Required work
Wherever the string "screenshots" appears, copy the whole line.

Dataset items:
_ _ _ _ _ _ _

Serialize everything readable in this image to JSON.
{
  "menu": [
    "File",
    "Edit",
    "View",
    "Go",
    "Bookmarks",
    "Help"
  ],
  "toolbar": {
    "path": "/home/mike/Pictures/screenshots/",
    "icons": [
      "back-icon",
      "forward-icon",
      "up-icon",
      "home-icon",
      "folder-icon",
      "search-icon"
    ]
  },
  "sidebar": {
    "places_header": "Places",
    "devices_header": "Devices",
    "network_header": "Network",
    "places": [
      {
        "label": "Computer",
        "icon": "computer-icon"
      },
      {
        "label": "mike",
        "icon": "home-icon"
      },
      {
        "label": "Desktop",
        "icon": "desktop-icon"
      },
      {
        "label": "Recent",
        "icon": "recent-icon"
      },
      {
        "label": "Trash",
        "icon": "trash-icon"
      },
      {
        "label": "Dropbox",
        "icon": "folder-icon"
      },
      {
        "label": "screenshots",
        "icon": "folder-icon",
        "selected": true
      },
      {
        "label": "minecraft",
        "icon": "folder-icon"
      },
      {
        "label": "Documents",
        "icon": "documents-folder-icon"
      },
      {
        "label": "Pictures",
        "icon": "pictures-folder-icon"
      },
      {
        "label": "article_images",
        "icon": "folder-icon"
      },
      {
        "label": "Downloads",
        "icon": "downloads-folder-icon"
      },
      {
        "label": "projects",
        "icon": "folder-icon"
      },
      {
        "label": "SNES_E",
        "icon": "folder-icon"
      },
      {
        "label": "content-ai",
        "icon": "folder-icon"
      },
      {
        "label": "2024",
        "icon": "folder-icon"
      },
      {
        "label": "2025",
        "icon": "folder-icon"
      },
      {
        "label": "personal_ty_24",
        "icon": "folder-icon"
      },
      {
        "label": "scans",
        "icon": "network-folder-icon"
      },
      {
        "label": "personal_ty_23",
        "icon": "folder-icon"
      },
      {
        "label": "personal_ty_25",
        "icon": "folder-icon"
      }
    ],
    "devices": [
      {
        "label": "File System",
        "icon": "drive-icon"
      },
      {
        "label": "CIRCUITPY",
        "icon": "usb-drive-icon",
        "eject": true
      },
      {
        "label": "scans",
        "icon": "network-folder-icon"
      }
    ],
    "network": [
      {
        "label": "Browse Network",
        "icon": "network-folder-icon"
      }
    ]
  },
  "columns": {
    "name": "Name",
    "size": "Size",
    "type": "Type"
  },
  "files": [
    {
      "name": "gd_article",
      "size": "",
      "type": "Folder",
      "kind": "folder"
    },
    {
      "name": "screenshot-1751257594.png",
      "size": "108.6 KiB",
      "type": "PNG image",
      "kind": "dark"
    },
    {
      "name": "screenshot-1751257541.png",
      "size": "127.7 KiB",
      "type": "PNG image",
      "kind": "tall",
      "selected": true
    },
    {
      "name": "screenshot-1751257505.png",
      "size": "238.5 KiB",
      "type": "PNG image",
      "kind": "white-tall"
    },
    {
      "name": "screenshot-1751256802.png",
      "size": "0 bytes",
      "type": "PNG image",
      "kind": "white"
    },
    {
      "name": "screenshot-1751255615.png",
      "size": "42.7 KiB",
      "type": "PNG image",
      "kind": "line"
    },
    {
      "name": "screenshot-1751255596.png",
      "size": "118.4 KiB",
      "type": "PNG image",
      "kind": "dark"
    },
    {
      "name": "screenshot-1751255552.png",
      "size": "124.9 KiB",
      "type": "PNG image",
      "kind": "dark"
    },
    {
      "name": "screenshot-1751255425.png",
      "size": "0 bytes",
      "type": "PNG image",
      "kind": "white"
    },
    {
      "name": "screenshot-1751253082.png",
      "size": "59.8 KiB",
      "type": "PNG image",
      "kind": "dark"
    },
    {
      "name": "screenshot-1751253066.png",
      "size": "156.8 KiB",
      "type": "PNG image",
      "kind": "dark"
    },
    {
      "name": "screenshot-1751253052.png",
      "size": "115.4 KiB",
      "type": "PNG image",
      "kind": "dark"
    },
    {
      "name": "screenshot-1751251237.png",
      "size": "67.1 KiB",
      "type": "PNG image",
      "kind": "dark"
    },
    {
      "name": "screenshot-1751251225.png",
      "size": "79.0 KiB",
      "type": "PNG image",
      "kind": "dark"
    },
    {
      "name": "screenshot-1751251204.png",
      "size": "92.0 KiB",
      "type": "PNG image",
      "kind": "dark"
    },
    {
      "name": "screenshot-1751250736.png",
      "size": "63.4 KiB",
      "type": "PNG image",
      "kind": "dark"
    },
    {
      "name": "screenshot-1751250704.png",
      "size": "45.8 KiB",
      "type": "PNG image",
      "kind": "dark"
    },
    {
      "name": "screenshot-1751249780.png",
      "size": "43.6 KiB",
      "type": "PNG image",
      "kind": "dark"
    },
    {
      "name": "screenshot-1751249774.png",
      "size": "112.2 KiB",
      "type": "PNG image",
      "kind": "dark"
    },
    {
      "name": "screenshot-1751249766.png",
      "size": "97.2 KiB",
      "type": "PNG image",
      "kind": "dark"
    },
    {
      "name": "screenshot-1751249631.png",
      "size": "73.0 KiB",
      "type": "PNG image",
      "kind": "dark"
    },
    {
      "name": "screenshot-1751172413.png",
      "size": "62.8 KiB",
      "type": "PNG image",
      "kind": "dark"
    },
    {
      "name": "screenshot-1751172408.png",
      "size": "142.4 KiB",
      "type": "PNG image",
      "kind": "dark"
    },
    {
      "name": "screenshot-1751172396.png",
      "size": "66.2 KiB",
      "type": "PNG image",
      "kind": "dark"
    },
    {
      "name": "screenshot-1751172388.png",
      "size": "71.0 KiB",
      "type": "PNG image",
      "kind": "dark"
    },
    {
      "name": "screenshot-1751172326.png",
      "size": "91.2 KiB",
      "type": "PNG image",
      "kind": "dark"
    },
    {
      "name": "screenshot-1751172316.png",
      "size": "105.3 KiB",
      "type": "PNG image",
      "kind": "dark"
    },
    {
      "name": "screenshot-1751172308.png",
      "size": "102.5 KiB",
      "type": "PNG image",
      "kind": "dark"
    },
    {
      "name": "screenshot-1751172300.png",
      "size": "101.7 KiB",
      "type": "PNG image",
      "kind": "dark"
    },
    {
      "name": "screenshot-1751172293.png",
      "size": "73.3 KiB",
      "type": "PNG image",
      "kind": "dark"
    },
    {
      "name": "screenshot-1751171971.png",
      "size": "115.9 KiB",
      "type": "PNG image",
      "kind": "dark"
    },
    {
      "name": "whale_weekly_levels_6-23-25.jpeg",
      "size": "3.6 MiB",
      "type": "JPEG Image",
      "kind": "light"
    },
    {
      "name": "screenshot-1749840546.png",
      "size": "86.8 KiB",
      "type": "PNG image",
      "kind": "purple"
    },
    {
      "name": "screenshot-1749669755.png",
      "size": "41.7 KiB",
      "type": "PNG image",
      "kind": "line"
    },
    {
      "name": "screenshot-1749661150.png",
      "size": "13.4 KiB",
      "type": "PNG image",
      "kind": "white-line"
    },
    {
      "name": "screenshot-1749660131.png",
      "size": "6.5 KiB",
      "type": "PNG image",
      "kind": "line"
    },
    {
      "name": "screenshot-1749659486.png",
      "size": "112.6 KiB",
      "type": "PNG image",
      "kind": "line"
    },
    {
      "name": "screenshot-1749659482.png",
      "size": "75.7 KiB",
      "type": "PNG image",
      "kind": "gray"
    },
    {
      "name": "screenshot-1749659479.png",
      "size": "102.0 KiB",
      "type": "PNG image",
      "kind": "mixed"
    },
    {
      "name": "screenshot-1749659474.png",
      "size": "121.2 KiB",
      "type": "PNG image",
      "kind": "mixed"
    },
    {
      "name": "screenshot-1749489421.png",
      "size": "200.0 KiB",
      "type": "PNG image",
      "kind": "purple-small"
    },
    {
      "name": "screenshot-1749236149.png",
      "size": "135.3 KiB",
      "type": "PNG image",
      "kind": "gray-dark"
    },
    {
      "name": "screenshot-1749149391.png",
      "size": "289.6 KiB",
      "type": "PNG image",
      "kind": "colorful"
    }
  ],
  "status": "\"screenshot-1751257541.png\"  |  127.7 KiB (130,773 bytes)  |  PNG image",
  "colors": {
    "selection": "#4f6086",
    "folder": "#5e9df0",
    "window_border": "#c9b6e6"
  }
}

_ _ _ _ _ _ _

Solution for this exercise
    "path": "/home/mike/Pictures/screenshots/",
        "label": "screenshots",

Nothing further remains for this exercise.